§ **OBJECTIVE**: Will you write out all the entries below exactly?

Some records:
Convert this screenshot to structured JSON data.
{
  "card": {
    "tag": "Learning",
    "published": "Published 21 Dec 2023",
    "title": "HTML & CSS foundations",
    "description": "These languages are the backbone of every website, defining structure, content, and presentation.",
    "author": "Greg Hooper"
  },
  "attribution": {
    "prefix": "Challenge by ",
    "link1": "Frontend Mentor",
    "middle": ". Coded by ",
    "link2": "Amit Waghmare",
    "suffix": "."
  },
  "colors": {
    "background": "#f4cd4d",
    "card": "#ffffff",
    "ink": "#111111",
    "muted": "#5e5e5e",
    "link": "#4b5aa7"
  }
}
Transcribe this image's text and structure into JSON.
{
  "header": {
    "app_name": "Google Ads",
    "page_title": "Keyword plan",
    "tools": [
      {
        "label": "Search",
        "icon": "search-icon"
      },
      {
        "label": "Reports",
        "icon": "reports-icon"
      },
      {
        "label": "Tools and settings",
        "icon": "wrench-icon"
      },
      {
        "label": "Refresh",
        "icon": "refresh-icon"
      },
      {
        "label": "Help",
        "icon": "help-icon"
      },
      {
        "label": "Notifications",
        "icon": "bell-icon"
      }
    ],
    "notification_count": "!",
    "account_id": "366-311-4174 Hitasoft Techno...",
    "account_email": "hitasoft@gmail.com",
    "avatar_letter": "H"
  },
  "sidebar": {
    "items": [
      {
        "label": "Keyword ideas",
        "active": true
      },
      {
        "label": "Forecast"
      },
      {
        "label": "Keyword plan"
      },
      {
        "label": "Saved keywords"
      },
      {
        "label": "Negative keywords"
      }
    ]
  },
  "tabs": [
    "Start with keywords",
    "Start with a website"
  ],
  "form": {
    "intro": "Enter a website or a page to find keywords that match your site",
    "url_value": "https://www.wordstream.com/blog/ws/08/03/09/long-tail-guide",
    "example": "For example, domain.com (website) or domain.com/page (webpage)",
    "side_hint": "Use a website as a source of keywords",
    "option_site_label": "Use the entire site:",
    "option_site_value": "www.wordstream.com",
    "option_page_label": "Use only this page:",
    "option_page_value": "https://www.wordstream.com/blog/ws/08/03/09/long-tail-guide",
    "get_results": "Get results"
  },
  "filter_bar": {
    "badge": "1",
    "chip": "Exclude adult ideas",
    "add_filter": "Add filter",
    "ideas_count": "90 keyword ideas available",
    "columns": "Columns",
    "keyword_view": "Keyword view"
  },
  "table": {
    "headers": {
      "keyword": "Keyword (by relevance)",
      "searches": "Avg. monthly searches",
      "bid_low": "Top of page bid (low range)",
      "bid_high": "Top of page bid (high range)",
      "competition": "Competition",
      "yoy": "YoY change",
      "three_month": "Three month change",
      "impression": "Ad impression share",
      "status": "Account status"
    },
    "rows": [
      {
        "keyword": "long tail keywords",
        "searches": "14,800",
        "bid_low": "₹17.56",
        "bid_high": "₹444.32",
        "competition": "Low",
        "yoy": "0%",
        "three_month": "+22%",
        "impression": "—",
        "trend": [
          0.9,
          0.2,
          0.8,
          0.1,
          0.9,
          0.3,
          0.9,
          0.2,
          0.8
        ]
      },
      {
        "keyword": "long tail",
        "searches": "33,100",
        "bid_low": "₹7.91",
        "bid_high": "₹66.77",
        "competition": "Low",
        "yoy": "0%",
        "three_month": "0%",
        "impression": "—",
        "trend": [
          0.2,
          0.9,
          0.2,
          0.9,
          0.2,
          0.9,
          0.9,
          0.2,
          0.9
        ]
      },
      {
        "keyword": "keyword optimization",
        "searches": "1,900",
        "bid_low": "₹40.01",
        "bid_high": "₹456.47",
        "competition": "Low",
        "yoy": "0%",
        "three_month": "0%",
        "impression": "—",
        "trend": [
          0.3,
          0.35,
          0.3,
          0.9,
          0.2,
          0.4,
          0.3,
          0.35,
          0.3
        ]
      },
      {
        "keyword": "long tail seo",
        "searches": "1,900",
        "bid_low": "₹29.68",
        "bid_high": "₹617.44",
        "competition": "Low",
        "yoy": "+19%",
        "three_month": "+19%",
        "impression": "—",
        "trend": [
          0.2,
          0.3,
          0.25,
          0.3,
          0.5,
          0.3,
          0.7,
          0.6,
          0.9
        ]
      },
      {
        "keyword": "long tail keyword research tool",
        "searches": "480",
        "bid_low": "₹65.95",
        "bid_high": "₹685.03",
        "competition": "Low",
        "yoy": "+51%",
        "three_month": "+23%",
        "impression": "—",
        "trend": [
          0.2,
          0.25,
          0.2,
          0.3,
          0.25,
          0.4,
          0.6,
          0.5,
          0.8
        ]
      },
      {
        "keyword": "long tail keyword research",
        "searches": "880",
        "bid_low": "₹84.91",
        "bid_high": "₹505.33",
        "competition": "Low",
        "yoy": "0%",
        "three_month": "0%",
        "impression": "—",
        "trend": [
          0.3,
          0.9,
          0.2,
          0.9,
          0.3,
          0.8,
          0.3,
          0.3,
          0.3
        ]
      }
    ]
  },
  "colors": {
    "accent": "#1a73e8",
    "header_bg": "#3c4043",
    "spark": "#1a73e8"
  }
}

§ **WORKED SOLUTION**:
Convert this screenshot to structured JSON data.
{
  "card": {
    "tag": "Learning",
    "published": "Published 21 Dec 2023",
    "title": "HTML & CSS foundations",
    "description": "These languages are the backbone of every website, defining structure, content, and presentation.",
    "author": "Greg Hooper"
  },
  "attribution": {
    "prefix": "Challenge by ",
    "link1": "Frontend Mentor",
    "middle": ". Coded by ",
    "link2": "Amit Waghmare",
    "suffix": "."
  },
  "colors": {
    "background": "#f4cd4d",
    "card": "#ffffff",
    "ink": "#111111",
    "muted": "#5e5e5e",
    "link": "#4b5aa7"
  }
}
Transcribe this image's text and structure into JSON.
{
  "header": {
    "app_name": "Google Ads",
    "page_title": "Keyword plan",
    "tools": [
      {
        "label": "Search",
        "icon": "search-icon"
      },
      {
        "label": "Reports",
        "icon": "reports-icon"
      },
      {
        "label": "Tools and settings",
        "icon": "wrench-icon"
      },
      {
        "label": "Refresh",
        "icon": "refresh-icon"
      },
      {
        "label": "Help",
        "icon": "help-icon"
      },
      {
        "label": "Notifications",
        "icon": "bell-icon"
      }
    ],
    "notification_count": "!",
    "account_id": "366-311-4174 Hitasoft Techno...",
    "account_email": "hitasoft@gmail.com",
    "avatar_letter": "H"
  },
  "sidebar": {
    "items": [
      {
        "label": "Keyword ideas",
        "active": true
      },
      {
        "label": "Forecast"
      },
      {
        "label": "Keyword plan"
      },
      {
        "label": "Saved keywords"
      },
      {
        "label": "Negative keywords"
      }
    ]
  },
  "tabs": [
    "Start with keywords",
    "Start with a website"
  ],
  "form": {
    "intro": "Enter a website or a page to find keywords that match your site",
    "url_value": "https://www.wordstream.com/blog/ws/08/03/09/long-tail-guide",
    "example": "For example, domain.com (website) or domain.com/page (webpage)",
    "side_hint": "Use a website as a source of keywords",
    "option_site_label": "Use the entire site:",
    "option_site_value": "www.wordstream.com",
    "option_page_label": "Use only this page:",
    "option_page_value": "https://www.wordstream.com/blog/ws/08/03/09/long-tail-guide",
    "get_results": "Get results"
  },
  "filter_bar": {
    "badge": "1",
    "chip": "Exclude adult ideas",
    "add_filter": "Add filter",
    "ideas_count": "90 keyword ideas available",
    "columns": "Columns",
    "keyword_view": "Keyword view"
  },
  "table": {
    "headers": {
      "keyword": "Keyword (by relevance)",
      "searches": "Avg. monthly searches",
      "bid_low": "Top of page bid (low range)",
      "bid_high": "Top of page bid (high range)",
      "competition": "Competition",
      "yoy": "YoY change",
      "three_month": "Three month change",
      "impression": "Ad impression share",
      "status": "Account status"
    },
    "rows": [
      {
        "keyword": "long tail keywords",
        "searches": "14,800",
        "bid_low": "₹17.56",
        "bid_high": "₹444.32",
        "competition": "Low",
        "yoy": "0%",
        "three_month": "+22%",
        "impression": "—",
        "trend": [
          0.9,
          0.2,
          0.8,
          0.1,
          0.9,
          0.3,
          0.9,
          0.2,
          0.8
        ]
      },
      {
        "keyword": "long tail",
        "searches": "33,100",
        "bid_low": "₹7.91",
        "bid_high": "₹66.77",
        "competition": "Low",
        "yoy": "0%",
        "three_month": "0%",
        "impression": "—",
        "trend": [
          0.2,
          0.9,
          0.2,
          0.9,
          0.2,
          0.9,
          0.9,
          0.2,
          0.9
        ]
      },
      {
        "keyword": "keyword optimization",
        "searches": "1,900",
        "bid_low": "₹40.01",
        "bid_high": "₹456.47",
        "competition": "Low",
        "yoy": "0%",
        "three_month": "0%",
        "impression": "—",
        "trend": [
          0.3,
          0.35,
          0.3,
          0.9,
          0.2,
          0.4,
          0.3,
          0.35,
          0.3
        ]
      },
      {
        "keyword": "long tail seo",
        "searches": "1,900",
        "bid_low": "₹29.68",
        "bid_high": "₹617.44",
        "competition": "Low",
        "yoy": "+19%",
        "three_month": "+19%",
        "impression": "—",
        "trend": [
          0.2,
          0.3,
          0.25,
          0.3,
          0.5,
          0.3,
          0.7,
          0.6,
          0.9
        ]
      },
      {
        "keyword": "long tail keyword research tool",
        "searches": "480",
        "bid_low": "₹65.95",
        "bid_high": "₹685.03",
        "competition": "Low",
        "yoy": "+51%",
        "three_month": "+23%",
        "impression": "—",
        "trend": [
          0.2,
          0.25,
          0.2,
          0.3,
          0.25,
          0.4,
          0.6,
          0.5,
          0.8
        ]
      },
      {
        "keyword": "long tail keyword research",
        "searches": "880",
        "bid_low": "₹84.91",
        "bid_high": "₹505.33",
        "competition": "Low",
        "yoy": "0%",
        "three_month": "0%",
        "impression": "—",
        "trend": [
          0.3,
          0.9,
          0.2,
          0.9,
          0.3,
          0.8,
          0.3,
          0.3,
          0.3
        ]
      }
    ]
  },
  "colors": {
    "accent": "#1a73e8",
    "header_bg": "#3c4043",
    "spark": "#1a73e8"
  }
}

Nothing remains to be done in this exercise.